Stored entries
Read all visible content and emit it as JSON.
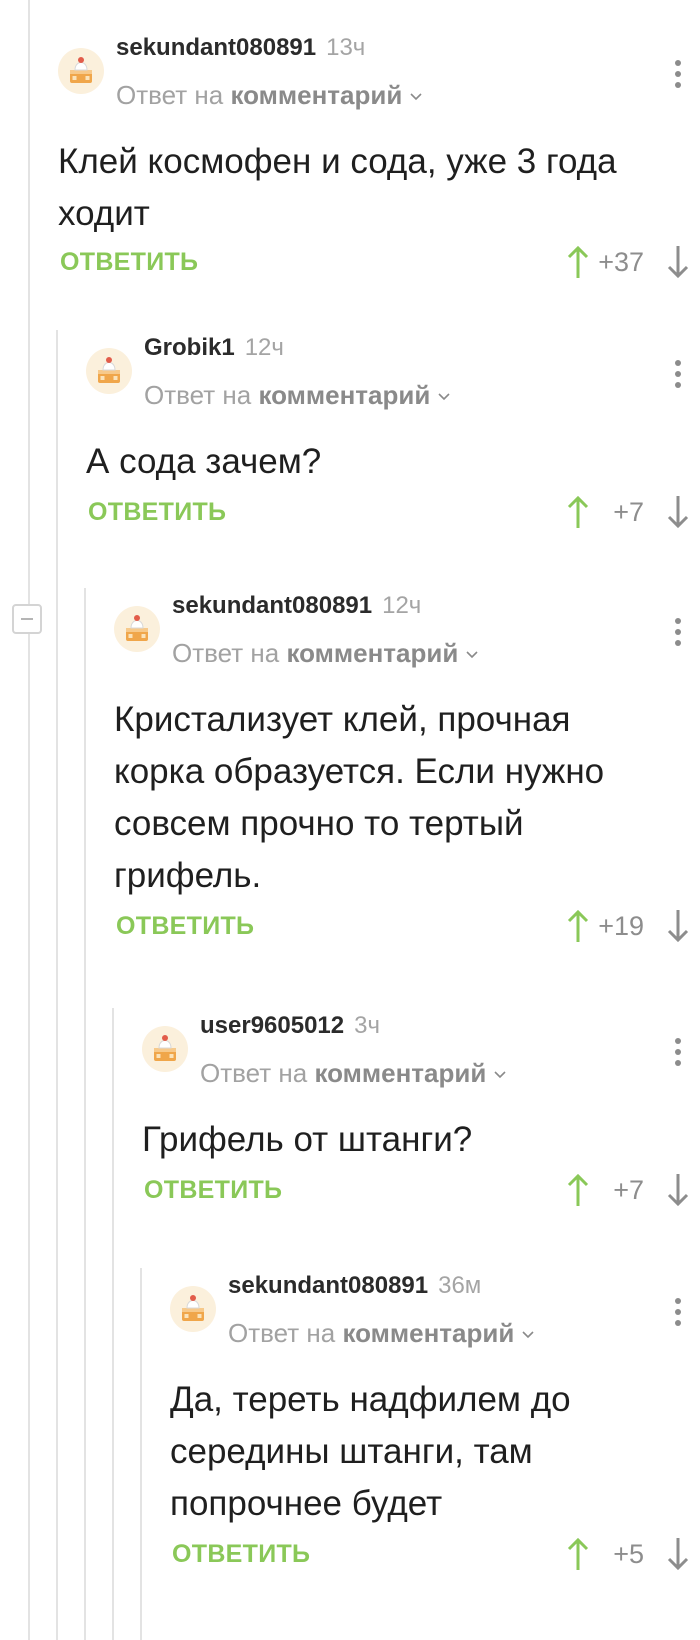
{
  "comments": [
    {
      "username": "sekundant080891",
      "time_ago": "13ч",
      "reply_prefix": "Ответ на",
      "reply_link": "комментарий",
      "text": "Клей космофен и сода, уже 3 года ходит",
      "reply_label": "ОТВЕТИТЬ",
      "rating": "+37"
    },
    {
      "username": "Grobik1",
      "time_ago": "12ч",
      "reply_prefix": "Ответ на",
      "reply_link": "комментарий",
      "text": "А сода зачем?",
      "reply_label": "ОТВЕТИТЬ",
      "rating": "+7"
    },
    {
      "username": "sekundant080891",
      "time_ago": "12ч",
      "reply_prefix": "Ответ на",
      "reply_link": "комментарий",
      "text": "Кристализует клей, прочная корка образуется. Если нужно совсем прочно то тертый грифель.",
      "reply_label": "ОТВЕТИТЬ",
      "rating": "+19"
    },
    {
      "username": "user9605012",
      "time_ago": "3ч",
      "reply_prefix": "Ответ на",
      "reply_link": "комментарий",
      "text": "Грифель от штанги?",
      "reply_label": "ОТВЕТИТЬ",
      "rating": "+7"
    },
    {
      "username": "sekundant080891",
      "time_ago": "36м",
      "reply_prefix": "Ответ на",
      "reply_link": "комментарий",
      "text": "Да, тереть надфилем до середины штанги, там попрочнее будет",
      "reply_label": "ОТВЕТИТЬ",
      "rating": "+5"
    }
  ],
  "icons": {
    "avatar": "default-avatar-cake-icon",
    "more": "more-vertical-icon",
    "upvote": "arrow-up-icon",
    "downvote": "arrow-down-icon",
    "expand": "chevron-down-icon",
    "collapse": "minus-icon"
  },
  "colors": {
    "accent_green": "#8ac858",
    "text": "#1f1f1f",
    "muted": "#a2a2a2",
    "thread_line": "#e3e3e3"
  }
}
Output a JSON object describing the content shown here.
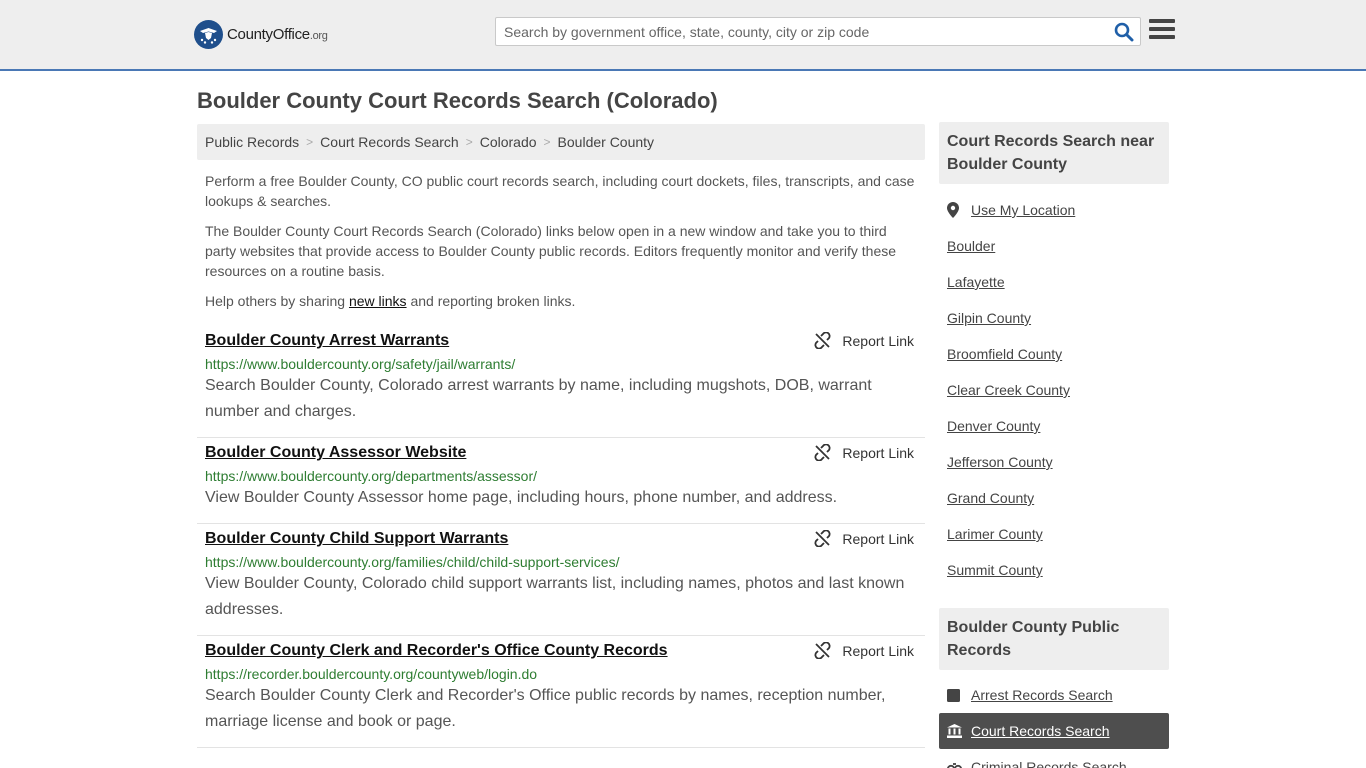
{
  "header": {
    "logo_name": "CountyOffice",
    "logo_suffix": ".org",
    "search_placeholder": "Search by government office, state, county, city or zip code",
    "search_icon": "search-icon",
    "menu_icon": "hamburger-menu-icon"
  },
  "page": {
    "title": "Boulder County Court Records Search (Colorado)"
  },
  "breadcrumb": [
    "Public Records",
    "Court Records Search",
    "Colorado",
    "Boulder County"
  ],
  "intro": {
    "p1": "Perform a free Boulder County, CO public court records search, including court dockets, files, transcripts, and case lookups & searches.",
    "p2": "The Boulder County Court Records Search (Colorado) links below open in a new window and take you to third party websites that provide access to Boulder County public records. Editors frequently monitor and verify these resources on a routine basis.",
    "p3_before": "Help others by sharing ",
    "p3_link": "new links",
    "p3_after": " and reporting broken links."
  },
  "report_label": "Report Link",
  "results": [
    {
      "title": "Boulder County Arrest Warrants",
      "url": "https://www.bouldercounty.org/safety/jail/warrants/",
      "desc": "Search Boulder County, Colorado arrest warrants by name, including mugshots, DOB, warrant number and charges."
    },
    {
      "title": "Boulder County Assessor Website",
      "url": "https://www.bouldercounty.org/departments/assessor/",
      "desc": "View Boulder County Assessor home page, including hours, phone number, and address."
    },
    {
      "title": "Boulder County Child Support Warrants",
      "url": "https://www.bouldercounty.org/families/child/child-support-services/",
      "desc": "View Boulder County, Colorado child support warrants list, including names, photos and last known addresses."
    },
    {
      "title": "Boulder County Clerk and Recorder's Office County Records",
      "url": "https://recorder.bouldercounty.org/countyweb/login.do",
      "desc": "Search Boulder County Clerk and Recorder's Office public records by names, reception number, marriage license and book or page."
    }
  ],
  "sidebar": {
    "near_heading": "Court Records Search near Boulder County",
    "use_location": "Use My Location",
    "near_items": [
      "Boulder",
      "Lafayette",
      "Gilpin County",
      "Broomfield County",
      "Clear Creek County",
      "Denver County",
      "Jefferson County",
      "Grand County",
      "Larimer County",
      "Summit County"
    ],
    "public_heading": "Boulder County Public Records",
    "public_items": [
      {
        "label": "Arrest Records Search",
        "icon": "square-icon"
      },
      {
        "label": "Court Records Search",
        "icon": "courthouse-icon"
      },
      {
        "label": "Criminal Records Search",
        "icon": "handcuffs-icon"
      }
    ]
  }
}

EXERCISE BRIEF:
Can you restate all the records above word for word while dropping the pictures?

RESPONSE:
Read all visible content and emit it as JSON.
{
  "comments": [
    {
      "username": "sekundant080891",
      "time_ago": "13ч",
      "reply_prefix": "Ответ на",
      "reply_link": "комментарий",
      "text": "Клей космофен и сода, уже 3 года ходит",
      "reply_label": "ОТВЕТИТЬ",
      "rating": "+37"
    },
    {
      "username": "Grobik1",
      "time_ago": "12ч",
      "reply_prefix": "Ответ на",
      "reply_link": "комментарий",
      "text": "А сода зачем?",
      "reply_label": "ОТВЕТИТЬ",
      "rating": "+7"
    },
    {
      "username": "sekundant080891",
      "time_ago": "12ч",
      "reply_prefix": "Ответ на",
      "reply_link": "комментарий",
      "text": "Кристализует клей, прочная корка образуется. Если нужно совсем прочно то тертый грифель.",
      "reply_label": "ОТВЕТИТЬ",
      "rating": "+19"
    },
    {
      "username": "user9605012",
      "time_ago": "3ч",
      "reply_prefix": "Ответ на",
      "reply_link": "комментарий",
      "text": "Грифель от штанги?",
      "reply_label": "ОТВЕТИТЬ",
      "rating": "+7"
    },
    {
      "username": "sekundant080891",
      "time_ago": "36м",
      "reply_prefix": "Ответ на",
      "reply_link": "комментарий",
      "text": "Да, тереть надфилем до середины штанги, там попрочнее будет",
      "reply_label": "ОТВЕТИТЬ",
      "rating": "+5"
    }
  ],
  "icons": {
    "avatar": "default-avatar-cake-icon",
    "more": "more-vertical-icon",
    "upvote": "arrow-up-icon",
    "downvote": "arrow-down-icon",
    "expand": "chevron-down-icon",
    "collapse": "minus-icon"
  },
  "colors": {
    "accent_green": "#8ac858",
    "text": "#1f1f1f",
    "muted": "#a2a2a2",
    "thread_line": "#e3e3e3"
  }
}
Output a JSON object describing the content shown here.
{
  "header": {
    "logo_name": "CountyOffice",
    "logo_suffix": ".org",
    "search_placeholder": "Search by government office, state, county, city or zip code",
    "search_icon": "search-icon",
    "menu_icon": "hamburger-menu-icon"
  },
  "page": {
    "title": "Boulder County Court Records Search (Colorado)"
  },
  "breadcrumb": [
    "Public Records",
    "Court Records Search",
    "Colorado",
    "Boulder County"
  ],
  "intro": {
    "p1": "Perform a free Boulder County, CO public court records search, including court dockets, files, transcripts, and case lookups & searches.",
    "p2": "The Boulder County Court Records Search (Colorado) links below open in a new window and take you to third party websites that provide access to Boulder County public records. Editors frequently monitor and verify these resources on a routine basis.",
    "p3_before": "Help others by sharing ",
    "p3_link": "new links",
    "p3_after": " and reporting broken links."
  },
  "report_label": "Report Link",
  "results": [
    {
      "title": "Boulder County Arrest Warrants",
      "url": "https://www.bouldercounty.org/safety/jail/warrants/",
      "desc": "Search Boulder County, Colorado arrest warrants by name, including mugshots, DOB, warrant number and charges."
    },
    {
      "title": "Boulder County Assessor Website",
      "url": "https://www.bouldercounty.org/departments/assessor/",
      "desc": "View Boulder County Assessor home page, including hours, phone number, and address."
    },
    {
      "title": "Boulder County Child Support Warrants",
      "url": "https://www.bouldercounty.org/families/child/child-support-services/",
      "desc": "View Boulder County, Colorado child support warrants list, including names, photos and last known addresses."
    },
    {
      "title": "Boulder County Clerk and Recorder's Office County Records",
      "url": "https://recorder.bouldercounty.org/countyweb/login.do",
      "desc": "Search Boulder County Clerk and Recorder's Office public records by names, reception number, marriage license and book or page."
    }
  ],
  "sidebar": {
    "near_heading": "Court Records Search near Boulder County",
    "use_location": "Use My Location",
    "near_items": [
      "Boulder",
      "Lafayette",
      "Gilpin County",
      "Broomfield County",
      "Clear Creek County",
      "Denver County",
      "Jefferson County",
      "Grand County",
      "Larimer County",
      "Summit County"
    ],
    "public_heading": "Boulder County Public Records",
    "public_items": [
      {
        "label": "Arrest Records Search",
        "icon": "square-icon"
      },
      {
        "label": "Court Records Search",
        "icon": "courthouse-icon"
      },
      {
        "label": "Criminal Records Search",
        "icon": "handcuffs-icon"
      }
    ]
  }
}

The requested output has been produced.